**** Source material ****
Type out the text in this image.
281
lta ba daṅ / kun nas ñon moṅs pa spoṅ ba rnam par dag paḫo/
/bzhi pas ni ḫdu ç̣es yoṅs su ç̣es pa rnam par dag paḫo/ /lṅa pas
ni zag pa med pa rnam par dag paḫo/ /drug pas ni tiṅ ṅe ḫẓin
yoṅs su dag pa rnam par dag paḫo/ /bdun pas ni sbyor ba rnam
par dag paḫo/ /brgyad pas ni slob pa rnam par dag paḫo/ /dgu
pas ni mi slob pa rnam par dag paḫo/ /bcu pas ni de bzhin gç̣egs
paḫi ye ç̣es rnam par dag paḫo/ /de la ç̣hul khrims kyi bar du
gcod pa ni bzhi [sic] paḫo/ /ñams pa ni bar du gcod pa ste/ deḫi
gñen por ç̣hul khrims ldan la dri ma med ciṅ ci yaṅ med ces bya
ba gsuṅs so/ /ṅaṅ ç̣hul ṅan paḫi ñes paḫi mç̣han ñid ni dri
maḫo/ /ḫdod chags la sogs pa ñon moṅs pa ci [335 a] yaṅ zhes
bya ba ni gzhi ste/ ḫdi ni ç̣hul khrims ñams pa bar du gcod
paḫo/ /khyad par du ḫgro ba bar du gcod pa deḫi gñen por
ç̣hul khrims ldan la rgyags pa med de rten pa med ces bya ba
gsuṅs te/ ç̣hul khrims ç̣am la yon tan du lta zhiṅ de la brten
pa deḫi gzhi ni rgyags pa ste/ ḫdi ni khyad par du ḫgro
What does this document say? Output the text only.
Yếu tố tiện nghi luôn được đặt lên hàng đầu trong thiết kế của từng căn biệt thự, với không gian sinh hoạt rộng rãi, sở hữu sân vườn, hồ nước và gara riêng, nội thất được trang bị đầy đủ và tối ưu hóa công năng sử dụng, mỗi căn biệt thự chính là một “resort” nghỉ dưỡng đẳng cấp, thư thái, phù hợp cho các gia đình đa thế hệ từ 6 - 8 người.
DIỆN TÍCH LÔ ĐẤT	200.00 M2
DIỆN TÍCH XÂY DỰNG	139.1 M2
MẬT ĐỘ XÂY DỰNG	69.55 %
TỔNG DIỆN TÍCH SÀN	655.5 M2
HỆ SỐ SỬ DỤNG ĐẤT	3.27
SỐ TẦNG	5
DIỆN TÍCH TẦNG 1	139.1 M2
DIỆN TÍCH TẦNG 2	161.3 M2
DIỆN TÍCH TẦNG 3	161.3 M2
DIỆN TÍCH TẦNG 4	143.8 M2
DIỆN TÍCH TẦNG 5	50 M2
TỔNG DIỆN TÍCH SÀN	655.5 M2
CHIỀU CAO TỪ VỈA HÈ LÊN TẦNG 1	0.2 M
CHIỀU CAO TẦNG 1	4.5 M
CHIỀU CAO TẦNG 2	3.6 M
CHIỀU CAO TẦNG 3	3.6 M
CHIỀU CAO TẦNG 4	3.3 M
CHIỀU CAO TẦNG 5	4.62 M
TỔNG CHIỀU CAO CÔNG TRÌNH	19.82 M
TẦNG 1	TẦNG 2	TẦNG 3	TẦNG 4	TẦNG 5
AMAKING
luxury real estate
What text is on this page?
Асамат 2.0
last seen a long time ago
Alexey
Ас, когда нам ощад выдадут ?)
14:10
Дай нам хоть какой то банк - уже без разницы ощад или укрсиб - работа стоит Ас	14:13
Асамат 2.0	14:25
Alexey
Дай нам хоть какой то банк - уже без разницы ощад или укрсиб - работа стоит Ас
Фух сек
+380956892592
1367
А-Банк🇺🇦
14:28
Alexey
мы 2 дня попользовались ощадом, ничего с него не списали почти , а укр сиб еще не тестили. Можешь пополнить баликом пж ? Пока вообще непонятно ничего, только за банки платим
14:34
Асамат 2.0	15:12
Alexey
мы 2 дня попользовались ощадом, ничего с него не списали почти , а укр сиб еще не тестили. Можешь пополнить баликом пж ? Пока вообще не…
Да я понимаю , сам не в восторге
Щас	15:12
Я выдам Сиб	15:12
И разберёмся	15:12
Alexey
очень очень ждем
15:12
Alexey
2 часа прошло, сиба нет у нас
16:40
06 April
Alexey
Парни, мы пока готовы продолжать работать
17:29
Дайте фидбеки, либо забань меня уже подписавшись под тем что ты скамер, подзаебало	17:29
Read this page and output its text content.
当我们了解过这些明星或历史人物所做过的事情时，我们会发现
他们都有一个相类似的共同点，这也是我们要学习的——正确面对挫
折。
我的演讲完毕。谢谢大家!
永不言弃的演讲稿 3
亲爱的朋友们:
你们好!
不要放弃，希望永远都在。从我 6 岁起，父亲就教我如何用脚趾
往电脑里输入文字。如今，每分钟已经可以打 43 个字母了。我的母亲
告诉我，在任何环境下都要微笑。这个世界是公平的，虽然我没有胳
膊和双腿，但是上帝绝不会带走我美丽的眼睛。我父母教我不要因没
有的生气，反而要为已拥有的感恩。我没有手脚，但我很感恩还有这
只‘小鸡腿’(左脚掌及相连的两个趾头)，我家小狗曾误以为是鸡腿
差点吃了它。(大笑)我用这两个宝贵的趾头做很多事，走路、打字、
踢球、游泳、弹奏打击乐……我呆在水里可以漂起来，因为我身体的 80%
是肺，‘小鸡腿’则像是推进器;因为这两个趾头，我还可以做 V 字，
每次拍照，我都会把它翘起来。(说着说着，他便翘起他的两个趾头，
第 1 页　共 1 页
****
--- Exercise objective ---
Reproduce every record above exactly as it appears.

--- Response for this exercise ---
Type out the text in this image.
281
lta ba daṅ / kun nas ñon moṅs pa spoṅ ba rnam par dag paḫo/
/bzhi pas ni ḫdu ç̣es yoṅs su ç̣es pa rnam par dag paḫo/ /lṅa pas
ni zag pa med pa rnam par dag paḫo/ /drug pas ni tiṅ ṅe ḫẓin
yoṅs su dag pa rnam par dag paḫo/ /bdun pas ni sbyor ba rnam
par dag paḫo/ /brgyad pas ni slob pa rnam par dag paḫo/ /dgu
pas ni mi slob pa rnam par dag paḫo/ /bcu pas ni de bzhin gç̣egs
paḫi ye ç̣es rnam par dag paḫo/ /de la ç̣hul khrims kyi bar du
gcod pa ni bzhi [sic] paḫo/ /ñams pa ni bar du gcod pa ste/ deḫi
gñen por ç̣hul khrims ldan la dri ma med ciṅ ci yaṅ med ces bya
ba gsuṅs so/ /ṅaṅ ç̣hul ṅan paḫi ñes paḫi mç̣han ñid ni dri
maḫo/ /ḫdod chags la sogs pa ñon moṅs pa ci [335 a] yaṅ zhes
bya ba ni gzhi ste/ ḫdi ni ç̣hul khrims ñams pa bar du gcod
paḫo/ /khyad par du ḫgro ba bar du gcod pa deḫi gñen por
ç̣hul khrims ldan la rgyags pa med de rten pa med ces bya ba
gsuṅs te/ ç̣hul khrims ç̣am la yon tan du lta zhiṅ de la brten
pa deḫi gzhi ni rgyags pa ste/ ḫdi ni khyad par du ḫgro
What does this document say? Output the text only.
Yếu tố tiện nghi luôn được đặt lên hàng đầu trong thiết kế của từng căn biệt thự, với không gian sinh hoạt rộng rãi, sở hữu sân vườn, hồ nước và gara riêng, nội thất được trang bị đầy đủ và tối ưu hóa công năng sử dụng, mỗi căn biệt thự chính là một “resort” nghỉ dưỡng đẳng cấp, thư thái, phù hợp cho các gia đình đa thế hệ từ 6 - 8 người.
DIỆN TÍCH LÔ ĐẤT	200.00 M2
DIỆN TÍCH XÂY DỰNG	139.1 M2
MẬT ĐỘ XÂY DỰNG	69.55 %
TỔNG DIỆN TÍCH SÀN	655.5 M2
HỆ SỐ SỬ DỤNG ĐẤT	3.27
SỐ TẦNG	5
DIỆN TÍCH TẦNG 1	139.1 M2
DIỆN TÍCH TẦNG 2	161.3 M2
DIỆN TÍCH TẦNG 3	161.3 M2
DIỆN TÍCH TẦNG 4	143.8 M2
DIỆN TÍCH TẦNG 5	50 M2
TỔNG DIỆN TÍCH SÀN	655.5 M2
CHIỀU CAO TỪ VỈA HÈ LÊN TẦNG 1	0.2 M
CHIỀU CAO TẦNG 1	4.5 M
CHIỀU CAO TẦNG 2	3.6 M
CHIỀU CAO TẦNG 3	3.6 M
CHIỀU CAO TẦNG 4	3.3 M
CHIỀU CAO TẦNG 5	4.62 M
TỔNG CHIỀU CAO CÔNG TRÌNH	19.82 M
TẦNG 1	TẦNG 2	TẦNG 3	TẦNG 4	TẦNG 5
AMAKING
luxury real estate
What text is on this page?
Асамат 2.0
last seen a long time ago
Alexey
Ас, когда нам ощад выдадут ?)
14:10
Дай нам хоть какой то банк - уже без разницы ощад или укрсиб - работа стоит Ас	14:13
Асамат 2.0	14:25
Alexey
Дай нам хоть какой то банк - уже без разницы ощад или укрсиб - работа стоит Ас
Фух сек
+380956892592
1367
А-Банк🇺🇦
14:28
Alexey
мы 2 дня попользовались ощадом, ничего с него не списали почти , а укр сиб еще не тестили. Можешь пополнить баликом пж ? Пока вообще непонятно ничего, только за банки платим
14:34
Асамат 2.0	15:12
Alexey
мы 2 дня попользовались ощадом, ничего с него не списали почти , а укр сиб еще не тестили. Можешь пополнить баликом пж ? Пока вообще не…
Да я понимаю , сам не в восторге
Щас	15:12
Я выдам Сиб	15:12
И разберёмся	15:12
Alexey
очень очень ждем
15:12
Alexey
2 часа прошло, сиба нет у нас
16:40
06 April
Alexey
Парни, мы пока готовы продолжать работать
17:29
Дайте фидбеки, либо забань меня уже подписавшись под тем что ты скамер, подзаебало	17:29
Read this page and output its text content.
当我们了解过这些明星或历史人物所做过的事情时，我们会发现
他们都有一个相类似的共同点，这也是我们要学习的——正确面对挫
折。
我的演讲完毕。谢谢大家!
永不言弃的演讲稿 3
亲爱的朋友们:
你们好!
不要放弃，希望永远都在。从我 6 岁起，父亲就教我如何用脚趾
往电脑里输入文字。如今，每分钟已经可以打 43 个字母了。我的母亲
告诉我，在任何环境下都要微笑。这个世界是公平的，虽然我没有胳
膊和双腿，但是上帝绝不会带走我美丽的眼睛。我父母教我不要因没
有的生气，反而要为已拥有的感恩。我没有手脚，但我很感恩还有这
只‘小鸡腿’(左脚掌及相连的两个趾头)，我家小狗曾误以为是鸡腿
差点吃了它。(大笑)我用这两个宝贵的趾头做很多事，走路、打字、
踢球、游泳、弹奏打击乐……我呆在水里可以漂起来，因为我身体的 80%
是肺，‘小鸡腿’则像是推进器;因为这两个趾头，我还可以做 V 字，
每次拍照，我都会把它翘起来。(说着说着，他便翘起他的两个趾头，
第 1 页　共 1 页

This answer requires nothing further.